AIM OF THE EXERCISE:
Write out the listing below again, precisely as it is given.

━━━━━ RECORDS SUPPLIED

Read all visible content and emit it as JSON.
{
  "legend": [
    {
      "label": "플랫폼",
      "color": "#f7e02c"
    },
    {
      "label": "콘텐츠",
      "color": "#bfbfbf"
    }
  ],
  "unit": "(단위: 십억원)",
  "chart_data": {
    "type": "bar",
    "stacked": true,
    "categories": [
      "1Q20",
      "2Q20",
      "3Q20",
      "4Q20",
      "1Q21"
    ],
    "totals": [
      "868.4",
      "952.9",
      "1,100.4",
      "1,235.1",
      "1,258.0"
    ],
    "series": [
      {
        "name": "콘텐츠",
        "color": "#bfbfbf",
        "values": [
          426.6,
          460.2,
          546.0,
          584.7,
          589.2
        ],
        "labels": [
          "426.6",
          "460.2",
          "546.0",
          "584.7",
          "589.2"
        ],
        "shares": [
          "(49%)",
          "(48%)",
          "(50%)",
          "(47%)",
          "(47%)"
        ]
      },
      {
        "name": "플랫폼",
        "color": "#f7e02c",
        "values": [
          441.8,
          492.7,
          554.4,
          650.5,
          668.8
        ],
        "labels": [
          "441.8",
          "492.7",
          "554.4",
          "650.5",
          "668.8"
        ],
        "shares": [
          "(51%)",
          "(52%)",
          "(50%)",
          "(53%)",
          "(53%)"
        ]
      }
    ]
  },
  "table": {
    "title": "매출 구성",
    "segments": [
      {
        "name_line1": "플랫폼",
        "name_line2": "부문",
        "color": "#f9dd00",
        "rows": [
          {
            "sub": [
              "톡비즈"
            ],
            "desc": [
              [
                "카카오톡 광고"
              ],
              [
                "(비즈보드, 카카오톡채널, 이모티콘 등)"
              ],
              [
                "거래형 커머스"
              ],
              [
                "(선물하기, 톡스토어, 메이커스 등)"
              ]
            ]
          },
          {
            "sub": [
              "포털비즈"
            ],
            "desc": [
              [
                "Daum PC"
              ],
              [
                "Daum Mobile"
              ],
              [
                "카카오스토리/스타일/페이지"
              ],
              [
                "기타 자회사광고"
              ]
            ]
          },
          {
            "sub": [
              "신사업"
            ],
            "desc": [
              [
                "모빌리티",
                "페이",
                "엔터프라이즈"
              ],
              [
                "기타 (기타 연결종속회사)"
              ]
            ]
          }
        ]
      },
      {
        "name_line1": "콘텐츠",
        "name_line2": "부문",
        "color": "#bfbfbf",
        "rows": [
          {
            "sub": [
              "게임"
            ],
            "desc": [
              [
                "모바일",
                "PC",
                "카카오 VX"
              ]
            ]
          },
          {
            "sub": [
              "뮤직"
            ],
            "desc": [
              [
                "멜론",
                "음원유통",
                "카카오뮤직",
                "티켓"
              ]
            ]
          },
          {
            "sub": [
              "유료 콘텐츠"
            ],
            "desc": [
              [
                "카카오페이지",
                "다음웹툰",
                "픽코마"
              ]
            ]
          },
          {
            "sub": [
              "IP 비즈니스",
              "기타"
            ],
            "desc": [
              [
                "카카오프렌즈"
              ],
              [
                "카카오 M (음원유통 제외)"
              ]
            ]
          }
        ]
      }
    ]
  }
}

━━━━━━━━━━

THE ANSWER:
Read all visible content and emit it as JSON.
{
  "legend": [
    {
      "label": "플랫폼",
      "color": "#f7e02c"
    },
    {
      "label": "콘텐츠",
      "color": "#bfbfbf"
    }
  ],
  "unit": "(단위: 십억원)",
  "chart_data": {
    "type": "bar",
    "stacked": true,
    "categories": [
      "1Q20",
      "2Q20",
      "3Q20",
      "4Q20",
      "1Q21"
    ],
    "totals": [
      "868.4",
      "952.9",
      "1,100.4",
      "1,235.1",
      "1,258.0"
    ],
    "series": [
      {
        "name": "콘텐츠",
        "color": "#bfbfbf",
        "values": [
          426.6,
          460.2,
          546.0,
          584.7,
          589.2
        ],
        "labels": [
          "426.6",
          "460.2",
          "546.0",
          "584.7",
          "589.2"
        ],
        "shares": [
          "(49%)",
          "(48%)",
          "(50%)",
          "(47%)",
          "(47%)"
        ]
      },
      {
        "name": "플랫폼",
        "color": "#f7e02c",
        "values": [
          441.8,
          492.7,
          554.4,
          650.5,
          668.8
        ],
        "labels": [
          "441.8",
          "492.7",
          "554.4",
          "650.5",
          "668.8"
        ],
        "shares": [
          "(51%)",
          "(52%)",
          "(50%)",
          "(53%)",
          "(53%)"
        ]
      }
    ]
  },
  "table": {
    "title": "매출 구성",
    "segments": [
      {
        "name_line1": "플랫폼",
        "name_line2": "부문",
        "color": "#f9dd00",
        "rows": [
          {
            "sub": [
              "톡비즈"
            ],
            "desc": [
              [
                "카카오톡 광고"
              ],
              [
                "(비즈보드, 카카오톡채널, 이모티콘 등)"
              ],
              [
                "거래형 커머스"
              ],
              [
                "(선물하기, 톡스토어, 메이커스 등)"
              ]
            ]
          },
          {
            "sub": [
              "포털비즈"
            ],
            "desc": [
              [
                "Daum PC"
              ],
              [
                "Daum Mobile"
              ],
              [
                "카카오스토리/스타일/페이지"
              ],
              [
                "기타 자회사광고"
              ]
            ]
          },
          {
            "sub": [
              "신사업"
            ],
            "desc": [
              [
                "모빌리티",
                "페이",
                "엔터프라이즈"
              ],
              [
                "기타 (기타 연결종속회사)"
              ]
            ]
          }
        ]
      },
      {
        "name_line1": "콘텐츠",
        "name_line2": "부문",
        "color": "#bfbfbf",
        "rows": [
          {
            "sub": [
              "게임"
            ],
            "desc": [
              [
                "모바일",
                "PC",
                "카카오 VX"
              ]
            ]
          },
          {
            "sub": [
              "뮤직"
            ],
            "desc": [
              [
                "멜론",
                "음원유통",
                "카카오뮤직",
                "티켓"
              ]
            ]
          },
          {
            "sub": [
              "유료 콘텐츠"
            ],
            "desc": [
              [
                "카카오페이지",
                "다음웹툰",
                "픽코마"
              ]
            ]
          },
          {
            "sub": [
              "IP 비즈니스",
              "기타"
            ],
            "desc": [
              [
                "카카오프렌즈"
              ],
              [
                "카카오 M (음원유통 제외)"
              ]
            ]
          }
        ]
      }
    ]
  }
}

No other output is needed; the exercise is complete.